[START Stored records]

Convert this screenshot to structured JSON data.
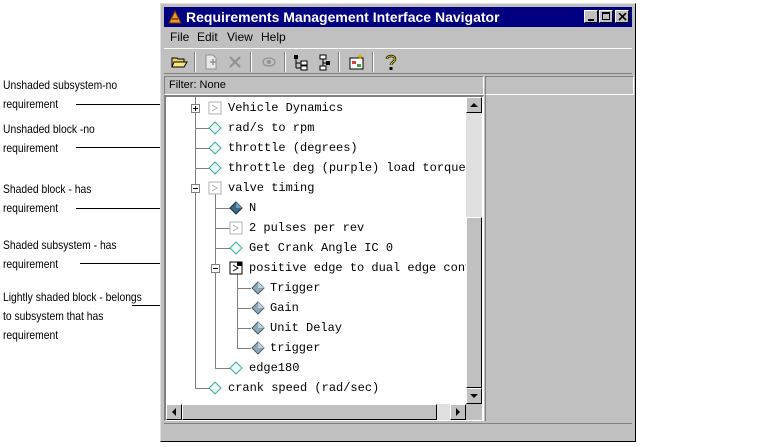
{
  "window": {
    "title": "Requirements Management Interface Navigator"
  },
  "menu": [
    "File",
    "Edit",
    "View",
    "Help"
  ],
  "toolbar_icons": [
    "open-folder-icon",
    "new-link-icon",
    "delete-icon",
    "view-icon",
    "tree-expand-icon",
    "tree-collapse-icon",
    "new-block-icon",
    "help-icon"
  ],
  "filter": {
    "label": "Filter: None"
  },
  "tree": {
    "items": [
      {
        "label": "Vehicle Dynamics",
        "icon": "unshaded-subsystem-icon"
      },
      {
        "label": "rad/s to rpm",
        "icon": "unshaded-block-icon"
      },
      {
        "label": "throttle (degrees)",
        "icon": "unshaded-block-icon"
      },
      {
        "label": "throttle deg (purple) load torque N",
        "icon": "unshaded-block-icon"
      },
      {
        "label": "valve timing",
        "icon": "unshaded-subsystem-icon"
      },
      {
        "label": "N",
        "icon": "shaded-block-icon"
      },
      {
        "label": "2 pulses per rev",
        "icon": "unshaded-subsystem-icon"
      },
      {
        "label": "Get Crank Angle IC 0",
        "icon": "unshaded-block-icon"
      },
      {
        "label": "positive edge to dual edge conversion",
        "icon": "shaded-subsystem-icon"
      },
      {
        "label": "Trigger",
        "icon": "lightly-shaded-block-icon"
      },
      {
        "label": "Gain",
        "icon": "lightly-shaded-block-icon"
      },
      {
        "label": "Unit Delay",
        "icon": "lightly-shaded-block-icon"
      },
      {
        "label": "trigger",
        "icon": "lightly-shaded-block-icon"
      },
      {
        "label": "edge180",
        "icon": "unshaded-block-icon"
      },
      {
        "label": "crank speed (rad/sec)",
        "icon": "unshaded-block-icon"
      }
    ]
  },
  "annotations": [
    {
      "lines": [
        "Unshaded subsystem-no",
        "requirement"
      ]
    },
    {
      "lines": [
        "Unshaded block -no",
        "requirement"
      ]
    },
    {
      "lines": [
        "Shaded block - has",
        "requirement"
      ]
    },
    {
      "lines": [
        "Shaded subsystem - has",
        "requirement"
      ]
    },
    {
      "lines": [
        "Lightly shaded block - belongs",
        "to subsystem that has",
        "requirement"
      ]
    }
  ],
  "colors": {
    "title_bar": "#000080",
    "window_bg": "#c0c0c0",
    "tree_bg": "#ffffff",
    "icon_cyan": "#3fa7a0",
    "icon_dark": "#2a4d6e"
  }
}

[END Stored records]

* _The request_:
Identify each line in the records above that contains the word "subsystem", and copy it out in full.

* _Finished answer_:
        "icon": "unshaded-subsystem-icon"
        "icon": "unshaded-subsystem-icon"
        "icon": "unshaded-subsystem-icon"
        "icon": "shaded-subsystem-icon"
        "Unshaded subsystem-no",
        "Shaded subsystem - has",
        "to subsystem that has",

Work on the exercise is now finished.